* THE TASK *
Identify every line containing the word "image" and reproduce each one.

* INPUT MATERIAL *
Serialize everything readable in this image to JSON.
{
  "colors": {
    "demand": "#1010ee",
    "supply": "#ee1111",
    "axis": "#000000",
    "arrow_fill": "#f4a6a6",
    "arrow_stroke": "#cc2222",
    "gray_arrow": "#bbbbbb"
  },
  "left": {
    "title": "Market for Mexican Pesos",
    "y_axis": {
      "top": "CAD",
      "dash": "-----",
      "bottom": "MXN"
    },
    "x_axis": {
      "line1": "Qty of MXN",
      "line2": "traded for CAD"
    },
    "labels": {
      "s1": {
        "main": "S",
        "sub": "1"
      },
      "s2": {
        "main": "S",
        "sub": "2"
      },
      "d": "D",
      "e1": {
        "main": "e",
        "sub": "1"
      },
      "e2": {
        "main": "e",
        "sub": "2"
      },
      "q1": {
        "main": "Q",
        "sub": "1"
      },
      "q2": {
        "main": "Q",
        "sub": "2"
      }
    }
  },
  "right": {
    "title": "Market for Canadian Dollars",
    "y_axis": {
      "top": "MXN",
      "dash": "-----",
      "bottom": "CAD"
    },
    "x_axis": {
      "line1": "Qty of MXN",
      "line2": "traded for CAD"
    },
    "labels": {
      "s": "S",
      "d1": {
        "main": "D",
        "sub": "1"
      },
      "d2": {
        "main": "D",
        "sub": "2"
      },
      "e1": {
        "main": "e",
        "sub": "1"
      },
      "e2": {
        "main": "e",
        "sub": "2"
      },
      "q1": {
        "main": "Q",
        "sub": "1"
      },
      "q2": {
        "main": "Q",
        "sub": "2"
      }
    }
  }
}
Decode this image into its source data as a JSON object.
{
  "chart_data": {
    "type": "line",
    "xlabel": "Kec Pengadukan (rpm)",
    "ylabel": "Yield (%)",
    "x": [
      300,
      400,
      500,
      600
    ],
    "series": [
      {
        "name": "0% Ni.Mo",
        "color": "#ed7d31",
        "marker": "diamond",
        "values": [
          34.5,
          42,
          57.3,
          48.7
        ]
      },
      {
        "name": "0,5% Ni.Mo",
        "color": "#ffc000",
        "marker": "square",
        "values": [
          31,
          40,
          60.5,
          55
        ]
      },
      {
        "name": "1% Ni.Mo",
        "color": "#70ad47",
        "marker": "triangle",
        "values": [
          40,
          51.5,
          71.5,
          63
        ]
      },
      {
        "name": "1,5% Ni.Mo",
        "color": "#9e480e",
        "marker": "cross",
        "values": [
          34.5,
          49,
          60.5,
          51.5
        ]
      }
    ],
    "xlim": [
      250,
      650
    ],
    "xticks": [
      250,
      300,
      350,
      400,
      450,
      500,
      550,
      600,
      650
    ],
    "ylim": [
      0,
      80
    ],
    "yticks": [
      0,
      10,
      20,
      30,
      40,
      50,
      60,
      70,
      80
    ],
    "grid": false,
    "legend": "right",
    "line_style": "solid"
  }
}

* RESULT BELOW *
Serialize everything readable in this image to JSON.
Decode this image into its source data as a JSON object.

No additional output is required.